Request:
Retype the material in full, keeping every word the same.
** START Entries supplied **
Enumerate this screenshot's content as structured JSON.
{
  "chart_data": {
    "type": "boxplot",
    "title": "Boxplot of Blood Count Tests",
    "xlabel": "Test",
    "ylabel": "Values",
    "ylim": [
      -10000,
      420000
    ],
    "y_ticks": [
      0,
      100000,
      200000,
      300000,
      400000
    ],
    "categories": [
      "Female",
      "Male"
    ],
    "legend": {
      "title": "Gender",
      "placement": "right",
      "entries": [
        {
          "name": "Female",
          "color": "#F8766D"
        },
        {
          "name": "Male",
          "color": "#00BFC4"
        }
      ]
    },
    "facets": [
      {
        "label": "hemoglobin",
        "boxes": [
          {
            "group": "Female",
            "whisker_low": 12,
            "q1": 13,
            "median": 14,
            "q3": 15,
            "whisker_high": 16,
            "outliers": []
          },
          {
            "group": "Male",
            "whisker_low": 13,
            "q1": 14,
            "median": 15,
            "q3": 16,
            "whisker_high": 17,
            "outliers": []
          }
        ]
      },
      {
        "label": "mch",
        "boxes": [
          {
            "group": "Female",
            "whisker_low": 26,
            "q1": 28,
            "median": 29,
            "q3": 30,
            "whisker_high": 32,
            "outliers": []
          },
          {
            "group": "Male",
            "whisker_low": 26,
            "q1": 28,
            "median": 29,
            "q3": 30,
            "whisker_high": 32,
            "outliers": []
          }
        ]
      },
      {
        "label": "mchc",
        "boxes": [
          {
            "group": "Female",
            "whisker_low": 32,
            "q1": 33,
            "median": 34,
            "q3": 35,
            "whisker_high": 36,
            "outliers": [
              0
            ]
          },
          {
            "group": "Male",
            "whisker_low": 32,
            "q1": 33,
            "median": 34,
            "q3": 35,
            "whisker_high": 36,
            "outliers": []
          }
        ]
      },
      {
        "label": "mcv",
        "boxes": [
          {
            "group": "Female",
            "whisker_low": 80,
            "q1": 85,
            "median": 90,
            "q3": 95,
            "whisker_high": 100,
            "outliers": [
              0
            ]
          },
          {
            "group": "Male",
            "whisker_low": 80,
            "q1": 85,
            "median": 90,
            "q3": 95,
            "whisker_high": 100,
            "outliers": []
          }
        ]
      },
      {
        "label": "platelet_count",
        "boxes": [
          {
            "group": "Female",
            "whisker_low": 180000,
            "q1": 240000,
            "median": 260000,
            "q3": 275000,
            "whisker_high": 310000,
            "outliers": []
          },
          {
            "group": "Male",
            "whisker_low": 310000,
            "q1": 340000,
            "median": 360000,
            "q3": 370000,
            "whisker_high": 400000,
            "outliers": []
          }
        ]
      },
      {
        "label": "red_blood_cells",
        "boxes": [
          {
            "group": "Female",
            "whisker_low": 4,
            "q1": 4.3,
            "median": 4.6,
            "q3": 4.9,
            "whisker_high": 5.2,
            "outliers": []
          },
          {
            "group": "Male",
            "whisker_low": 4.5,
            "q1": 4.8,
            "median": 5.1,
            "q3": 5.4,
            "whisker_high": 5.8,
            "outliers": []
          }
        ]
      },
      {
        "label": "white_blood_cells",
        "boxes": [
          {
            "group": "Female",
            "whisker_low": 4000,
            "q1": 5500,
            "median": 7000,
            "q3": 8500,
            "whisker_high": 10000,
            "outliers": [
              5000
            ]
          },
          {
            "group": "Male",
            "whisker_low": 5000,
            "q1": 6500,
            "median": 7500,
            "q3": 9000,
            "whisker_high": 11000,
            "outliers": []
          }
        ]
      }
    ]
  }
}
** END Entries supplied **
Solution to the exercise:
Enumerate this screenshot's content as structured JSON.
{
  "chart_data": {
    "type": "boxplot",
    "title": "Boxplot of Blood Count Tests",
    "xlabel": "Test",
    "ylabel": "Values",
    "ylim": [
      -10000,
      420000
    ],
    "y_ticks": [
      0,
      100000,
      200000,
      300000,
      400000
    ],
    "categories": [
      "Female",
      "Male"
    ],
    "legend": {
      "title": "Gender",
      "placement": "right",
      "entries": [
        {
          "name": "Female",
          "color": "#F8766D"
        },
        {
          "name": "Male",
          "color": "#00BFC4"
        }
      ]
    },
    "facets": [
      {
        "label": "hemoglobin",
        "boxes": [
          {
            "group": "Female",
            "whisker_low": 12,
            "q1": 13,
            "median": 14,
            "q3": 15,
            "whisker_high": 16,
            "outliers": []
          },
          {
            "group": "Male",
            "whisker_low": 13,
            "q1": 14,
            "median": 15,
            "q3": 16,
            "whisker_high": 17,
            "outliers": []
          }
        ]
      },
      {
        "label": "mch",
        "boxes": [
          {
            "group": "Female",
            "whisker_low": 26,
            "q1": 28,
            "median": 29,
            "q3": 30,
            "whisker_high": 32,
            "outliers": []
          },
          {
            "group": "Male",
            "whisker_low": 26,
            "q1": 28,
            "median": 29,
            "q3": 30,
            "whisker_high": 32,
            "outliers": []
          }
        ]
      },
      {
        "label": "mchc",
        "boxes": [
          {
            "group": "Female",
            "whisker_low": 32,
            "q1": 33,
            "median": 34,
            "q3": 35,
            "whisker_high": 36,
            "outliers": [
              0
            ]
          },
          {
            "group": "Male",
            "whisker_low": 32,
            "q1": 33,
            "median": 34,
            "q3": 35,
            "whisker_high": 36,
            "outliers": []
          }
        ]
      },
      {
        "label": "mcv",
        "boxes": [
          {
            "group": "Female",
            "whisker_low": 80,
            "q1": 85,
            "median": 90,
            "q3": 95,
            "whisker_high": 100,
            "outliers": [
              0
            ]
          },
          {
            "group": "Male",
            "whisker_low": 80,
            "q1": 85,
            "median": 90,
            "q3": 95,
            "whisker_high": 100,
            "outliers": []
          }
        ]
      },
      {
        "label": "platelet_count",
        "boxes": [
          {
            "group": "Female",
            "whisker_low": 180000,
            "q1": 240000,
            "median": 260000,
            "q3": 275000,
            "whisker_high": 310000,
            "outliers": []
          },
          {
            "group": "Male",
            "whisker_low": 310000,
            "q1": 340000,
            "median": 360000,
            "q3": 370000,
            "whisker_high": 400000,
            "outliers": []
          }
        ]
      },
      {
        "label": "red_blood_cells",
        "boxes": [
          {
            "group": "Female",
            "whisker_low": 4,
            "q1": 4.3,
            "median": 4.6,
            "q3": 4.9,
            "whisker_high": 5.2,
            "outliers": []
          },
          {
            "group": "Male",
            "whisker_low": 4.5,
            "q1": 4.8,
            "median": 5.1,
            "q3": 5.4,
            "whisker_high": 5.8,
            "outliers": []
          }
        ]
      },
      {
        "label": "white_blood_cells",
        "boxes": [
          {
            "group": "Female",
            "whisker_low": 4000,
            "q1": 5500,
            "median": 7000,
            "q3": 8500,
            "whisker_high": 10000,
            "outliers": [
              5000
            ]
          },
          {
            "group": "Male",
            "whisker_low": 5000,
            "q1": 6500,
            "median": 7500,
            "q3": 9000,
            "whisker_high": 11000,
            "outliers": []
          }
        ]
      }
    ]
  }
}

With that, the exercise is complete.